What needs to be done =
Find the word "document" in the data. Return every line where it appears.

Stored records
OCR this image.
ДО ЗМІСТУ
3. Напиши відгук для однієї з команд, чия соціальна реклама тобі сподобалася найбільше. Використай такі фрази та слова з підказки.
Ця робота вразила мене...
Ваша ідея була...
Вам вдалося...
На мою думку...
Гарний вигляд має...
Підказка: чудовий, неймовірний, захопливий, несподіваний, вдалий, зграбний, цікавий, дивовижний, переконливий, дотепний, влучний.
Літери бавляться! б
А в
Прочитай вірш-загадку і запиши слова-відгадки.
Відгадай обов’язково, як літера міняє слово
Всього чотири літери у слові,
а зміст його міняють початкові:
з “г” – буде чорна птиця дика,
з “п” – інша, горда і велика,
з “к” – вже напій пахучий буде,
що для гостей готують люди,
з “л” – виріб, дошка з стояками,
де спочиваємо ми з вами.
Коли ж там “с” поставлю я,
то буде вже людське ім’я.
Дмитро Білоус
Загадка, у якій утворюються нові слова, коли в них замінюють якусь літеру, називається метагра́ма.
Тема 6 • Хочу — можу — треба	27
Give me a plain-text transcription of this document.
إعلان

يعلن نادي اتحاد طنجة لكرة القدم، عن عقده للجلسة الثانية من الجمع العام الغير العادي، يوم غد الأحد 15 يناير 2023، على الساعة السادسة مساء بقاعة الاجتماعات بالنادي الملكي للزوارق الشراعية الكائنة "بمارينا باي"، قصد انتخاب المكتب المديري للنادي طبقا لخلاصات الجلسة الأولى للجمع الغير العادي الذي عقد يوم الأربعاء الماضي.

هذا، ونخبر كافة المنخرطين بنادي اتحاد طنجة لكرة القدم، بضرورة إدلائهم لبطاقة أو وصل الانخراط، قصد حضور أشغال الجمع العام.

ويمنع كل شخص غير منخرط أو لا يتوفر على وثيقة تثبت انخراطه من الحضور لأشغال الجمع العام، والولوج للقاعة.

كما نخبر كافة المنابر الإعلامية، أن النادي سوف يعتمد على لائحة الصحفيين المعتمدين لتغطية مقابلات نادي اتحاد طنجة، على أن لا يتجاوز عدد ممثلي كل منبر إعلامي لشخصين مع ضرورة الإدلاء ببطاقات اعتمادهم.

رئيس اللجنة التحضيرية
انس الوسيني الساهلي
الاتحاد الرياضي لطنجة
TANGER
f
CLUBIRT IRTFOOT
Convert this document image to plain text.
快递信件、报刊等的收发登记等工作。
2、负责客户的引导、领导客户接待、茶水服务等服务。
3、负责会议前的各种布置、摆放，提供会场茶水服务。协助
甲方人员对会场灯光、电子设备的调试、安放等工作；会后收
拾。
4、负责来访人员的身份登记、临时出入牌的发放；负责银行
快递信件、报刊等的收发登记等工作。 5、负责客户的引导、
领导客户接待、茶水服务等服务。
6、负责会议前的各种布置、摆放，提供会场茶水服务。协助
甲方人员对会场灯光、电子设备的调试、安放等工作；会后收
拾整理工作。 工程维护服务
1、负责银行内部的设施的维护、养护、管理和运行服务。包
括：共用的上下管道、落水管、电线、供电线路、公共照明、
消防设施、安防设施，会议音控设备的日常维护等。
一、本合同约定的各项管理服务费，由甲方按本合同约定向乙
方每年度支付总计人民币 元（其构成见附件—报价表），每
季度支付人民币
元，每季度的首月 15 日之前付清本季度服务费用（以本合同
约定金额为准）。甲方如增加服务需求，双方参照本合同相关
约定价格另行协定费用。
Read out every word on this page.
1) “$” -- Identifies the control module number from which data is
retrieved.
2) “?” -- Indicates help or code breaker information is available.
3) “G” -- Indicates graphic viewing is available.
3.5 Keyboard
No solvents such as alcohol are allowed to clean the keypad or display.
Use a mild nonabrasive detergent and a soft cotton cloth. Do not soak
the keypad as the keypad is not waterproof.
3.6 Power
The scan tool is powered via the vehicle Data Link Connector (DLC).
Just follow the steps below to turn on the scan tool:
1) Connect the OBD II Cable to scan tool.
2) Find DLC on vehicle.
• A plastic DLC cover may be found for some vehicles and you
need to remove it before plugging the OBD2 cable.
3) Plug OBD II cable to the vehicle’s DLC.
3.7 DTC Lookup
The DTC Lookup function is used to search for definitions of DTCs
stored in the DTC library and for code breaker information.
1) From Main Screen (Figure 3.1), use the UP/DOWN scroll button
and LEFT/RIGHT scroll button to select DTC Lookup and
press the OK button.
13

The output =
Give me a plain-text transcription of this document.
Convert this document image to plain text.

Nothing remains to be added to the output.